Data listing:

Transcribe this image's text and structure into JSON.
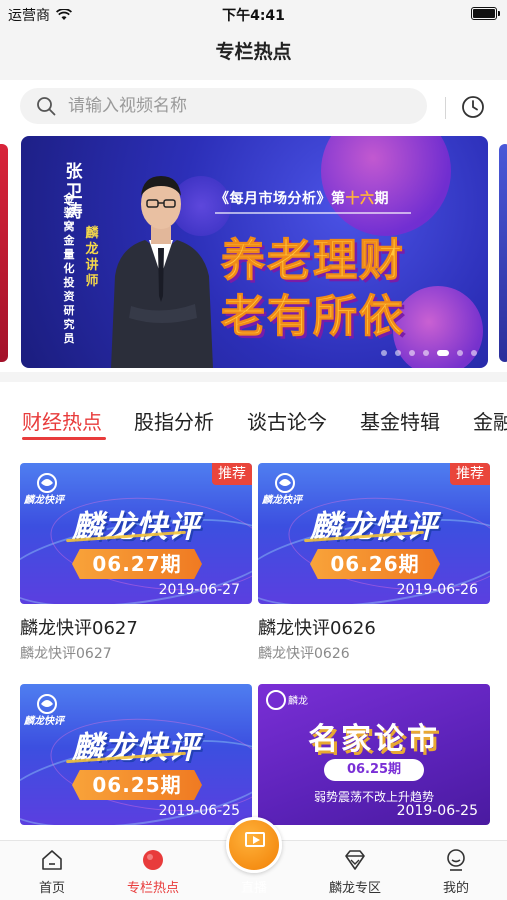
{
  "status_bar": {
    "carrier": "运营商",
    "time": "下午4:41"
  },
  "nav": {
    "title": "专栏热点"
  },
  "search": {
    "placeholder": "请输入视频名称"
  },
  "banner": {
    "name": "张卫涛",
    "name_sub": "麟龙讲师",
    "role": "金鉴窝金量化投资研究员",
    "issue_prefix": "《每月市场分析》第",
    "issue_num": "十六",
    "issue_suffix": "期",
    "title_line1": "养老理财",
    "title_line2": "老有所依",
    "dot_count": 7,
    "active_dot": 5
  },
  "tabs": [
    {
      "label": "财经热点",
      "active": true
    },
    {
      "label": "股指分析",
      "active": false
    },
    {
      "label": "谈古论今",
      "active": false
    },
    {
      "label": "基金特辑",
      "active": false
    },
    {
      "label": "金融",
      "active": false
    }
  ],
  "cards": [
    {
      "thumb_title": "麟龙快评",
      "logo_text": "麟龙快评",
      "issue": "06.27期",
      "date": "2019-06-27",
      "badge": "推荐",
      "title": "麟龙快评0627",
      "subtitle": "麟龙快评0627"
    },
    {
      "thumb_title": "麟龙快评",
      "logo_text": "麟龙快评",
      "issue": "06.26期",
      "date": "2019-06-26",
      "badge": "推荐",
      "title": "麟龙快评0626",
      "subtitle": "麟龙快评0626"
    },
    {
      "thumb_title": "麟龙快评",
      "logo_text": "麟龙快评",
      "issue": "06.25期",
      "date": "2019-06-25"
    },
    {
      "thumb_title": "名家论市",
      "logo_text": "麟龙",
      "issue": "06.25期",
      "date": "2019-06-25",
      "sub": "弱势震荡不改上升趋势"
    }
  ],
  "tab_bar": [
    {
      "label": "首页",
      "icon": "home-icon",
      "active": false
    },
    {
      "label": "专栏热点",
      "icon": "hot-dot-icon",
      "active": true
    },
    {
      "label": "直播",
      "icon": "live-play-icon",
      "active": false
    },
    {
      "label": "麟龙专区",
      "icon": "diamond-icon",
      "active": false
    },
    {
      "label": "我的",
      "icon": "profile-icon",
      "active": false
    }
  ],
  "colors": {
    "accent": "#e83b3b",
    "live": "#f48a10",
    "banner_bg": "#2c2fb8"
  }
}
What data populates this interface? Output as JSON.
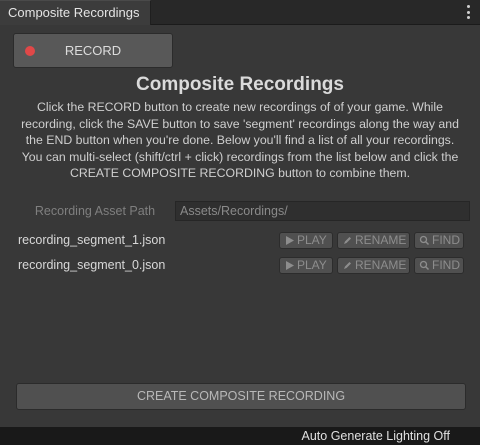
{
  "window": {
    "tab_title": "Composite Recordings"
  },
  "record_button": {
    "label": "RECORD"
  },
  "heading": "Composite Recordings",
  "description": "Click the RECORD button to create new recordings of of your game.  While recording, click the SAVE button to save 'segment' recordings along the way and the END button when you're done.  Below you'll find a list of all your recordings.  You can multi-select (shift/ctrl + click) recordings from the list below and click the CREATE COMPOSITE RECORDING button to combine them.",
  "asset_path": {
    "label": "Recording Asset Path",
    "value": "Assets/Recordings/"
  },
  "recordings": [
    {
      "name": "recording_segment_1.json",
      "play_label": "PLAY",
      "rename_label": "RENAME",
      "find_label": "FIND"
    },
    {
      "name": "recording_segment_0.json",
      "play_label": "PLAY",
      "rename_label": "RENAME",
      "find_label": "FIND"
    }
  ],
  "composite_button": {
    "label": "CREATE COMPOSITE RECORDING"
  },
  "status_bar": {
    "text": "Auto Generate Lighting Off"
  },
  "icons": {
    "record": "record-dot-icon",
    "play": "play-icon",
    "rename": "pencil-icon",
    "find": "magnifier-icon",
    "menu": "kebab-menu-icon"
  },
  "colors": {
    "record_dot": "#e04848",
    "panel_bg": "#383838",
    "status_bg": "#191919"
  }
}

Work to complete: The data should be printed again unchanged; leave its pictures out.

Written reply:
Transcribe this image's text and structure into JSON.
{
  "status_bar": {
    "carrier": "运营商",
    "time": "下午4:41"
  },
  "nav": {
    "title": "专栏热点"
  },
  "search": {
    "placeholder": "请输入视频名称"
  },
  "banner": {
    "name": "张卫涛",
    "name_sub": "麟龙讲师",
    "role": "金鉴窝金量化投资研究员",
    "issue_prefix": "《每月市场分析》第",
    "issue_num": "十六",
    "issue_suffix": "期",
    "title_line1": "养老理财",
    "title_line2": "老有所依",
    "dot_count": 7,
    "active_dot": 5
  },
  "tabs": [
    {
      "label": "财经热点",
      "active": true
    },
    {
      "label": "股指分析",
      "active": false
    },
    {
      "label": "谈古论今",
      "active": false
    },
    {
      "label": "基金特辑",
      "active": false
    },
    {
      "label": "金融",
      "active": false
    }
  ],
  "cards": [
    {
      "thumb_title": "麟龙快评",
      "logo_text": "麟龙快评",
      "issue": "06.27期",
      "date": "2019-06-27",
      "badge": "推荐",
      "title": "麟龙快评0627",
      "subtitle": "麟龙快评0627"
    },
    {
      "thumb_title": "麟龙快评",
      "logo_text": "麟龙快评",
      "issue": "06.26期",
      "date": "2019-06-26",
      "badge": "推荐",
      "title": "麟龙快评0626",
      "subtitle": "麟龙快评0626"
    },
    {
      "thumb_title": "麟龙快评",
      "logo_text": "麟龙快评",
      "issue": "06.25期",
      "date": "2019-06-25"
    },
    {
      "thumb_title": "名家论市",
      "logo_text": "麟龙",
      "issue": "06.25期",
      "date": "2019-06-25",
      "sub": "弱势震荡不改上升趋势"
    }
  ],
  "tab_bar": [
    {
      "label": "首页",
      "icon": "home-icon",
      "active": false
    },
    {
      "label": "专栏热点",
      "icon": "hot-dot-icon",
      "active": true
    },
    {
      "label": "直播",
      "icon": "live-play-icon",
      "active": false
    },
    {
      "label": "麟龙专区",
      "icon": "diamond-icon",
      "active": false
    },
    {
      "label": "我的",
      "icon": "profile-icon",
      "active": false
    }
  ],
  "colors": {
    "accent": "#e83b3b",
    "live": "#f48a10",
    "banner_bg": "#2c2fb8"
  }
}
What data populates this interface? Output as JSON.
{
  "window": {
    "tab_title": "Composite Recordings"
  },
  "record_button": {
    "label": "RECORD"
  },
  "heading": "Composite Recordings",
  "description": "Click the RECORD button to create new recordings of of your game.  While recording, click the SAVE button to save 'segment' recordings along the way and the END button when you're done.  Below you'll find a list of all your recordings.  You can multi-select (shift/ctrl + click) recordings from the list below and click the CREATE COMPOSITE RECORDING button to combine them.",
  "asset_path": {
    "label": "Recording Asset Path",
    "value": "Assets/Recordings/"
  },
  "recordings": [
    {
      "name": "recording_segment_1.json",
      "play_label": "PLAY",
      "rename_label": "RENAME",
      "find_label": "FIND"
    },
    {
      "name": "recording_segment_0.json",
      "play_label": "PLAY",
      "rename_label": "RENAME",
      "find_label": "FIND"
    }
  ],
  "composite_button": {
    "label": "CREATE COMPOSITE RECORDING"
  },
  "status_bar": {
    "text": "Auto Generate Lighting Off"
  },
  "icons": {
    "record": "record-dot-icon",
    "play": "play-icon",
    "rename": "pencil-icon",
    "find": "magnifier-icon",
    "menu": "kebab-menu-icon"
  },
  "colors": {
    "record_dot": "#e04848",
    "panel_bg": "#383838",
    "status_bg": "#191919"
  }
}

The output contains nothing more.